Gather every line that includes the word "icon", please.
** Start Record list **
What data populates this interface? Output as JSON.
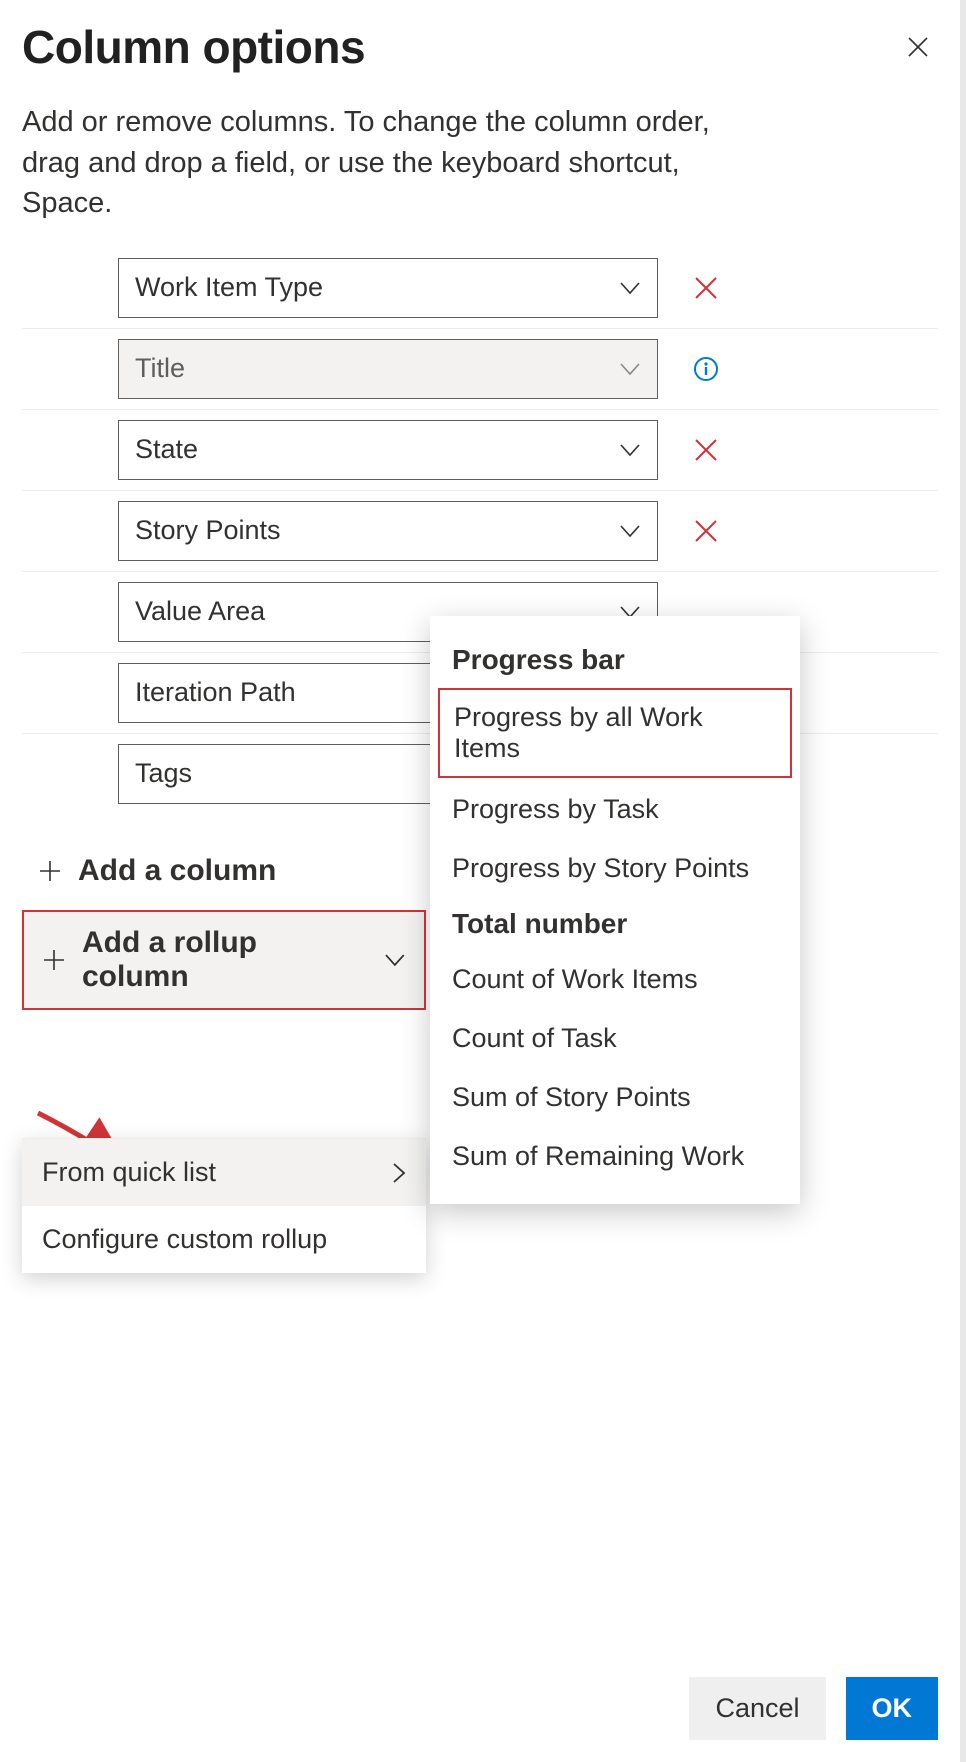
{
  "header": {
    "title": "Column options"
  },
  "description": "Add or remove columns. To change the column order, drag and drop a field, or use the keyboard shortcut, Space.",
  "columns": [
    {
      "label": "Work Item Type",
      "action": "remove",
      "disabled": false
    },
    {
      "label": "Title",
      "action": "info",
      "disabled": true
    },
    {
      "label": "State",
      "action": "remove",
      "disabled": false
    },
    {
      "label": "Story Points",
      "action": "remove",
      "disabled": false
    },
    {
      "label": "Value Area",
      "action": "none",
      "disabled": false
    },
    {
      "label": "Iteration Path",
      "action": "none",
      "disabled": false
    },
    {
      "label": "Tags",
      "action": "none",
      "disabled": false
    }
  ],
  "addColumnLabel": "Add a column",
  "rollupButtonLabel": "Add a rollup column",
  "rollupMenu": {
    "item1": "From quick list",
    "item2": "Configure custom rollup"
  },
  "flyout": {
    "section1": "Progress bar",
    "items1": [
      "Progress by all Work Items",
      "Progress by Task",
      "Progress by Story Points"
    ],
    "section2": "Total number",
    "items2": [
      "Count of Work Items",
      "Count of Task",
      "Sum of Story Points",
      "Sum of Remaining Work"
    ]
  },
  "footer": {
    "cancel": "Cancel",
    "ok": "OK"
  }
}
** End Record list **
** Start Record list **
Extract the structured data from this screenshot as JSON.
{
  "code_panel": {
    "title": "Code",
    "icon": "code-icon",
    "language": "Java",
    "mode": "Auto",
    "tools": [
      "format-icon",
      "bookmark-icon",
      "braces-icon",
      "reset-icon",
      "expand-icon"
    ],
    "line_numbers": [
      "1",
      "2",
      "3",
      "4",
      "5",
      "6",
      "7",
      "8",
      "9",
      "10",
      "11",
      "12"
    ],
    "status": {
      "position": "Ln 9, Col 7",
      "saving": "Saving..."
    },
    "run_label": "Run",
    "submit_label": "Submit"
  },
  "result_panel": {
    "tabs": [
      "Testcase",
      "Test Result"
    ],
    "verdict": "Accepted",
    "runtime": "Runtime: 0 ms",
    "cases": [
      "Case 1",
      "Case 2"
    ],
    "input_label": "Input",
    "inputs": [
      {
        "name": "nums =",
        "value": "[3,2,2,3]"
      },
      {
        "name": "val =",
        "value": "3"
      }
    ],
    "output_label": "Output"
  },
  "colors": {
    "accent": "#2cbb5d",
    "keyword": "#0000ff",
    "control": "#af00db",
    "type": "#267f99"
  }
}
** End Record list **
» **Exercise result**:
    "icon": "code-icon",
      "format-icon",
      "bookmark-icon",
      "braces-icon",
      "reset-icon",
      "expand-icon"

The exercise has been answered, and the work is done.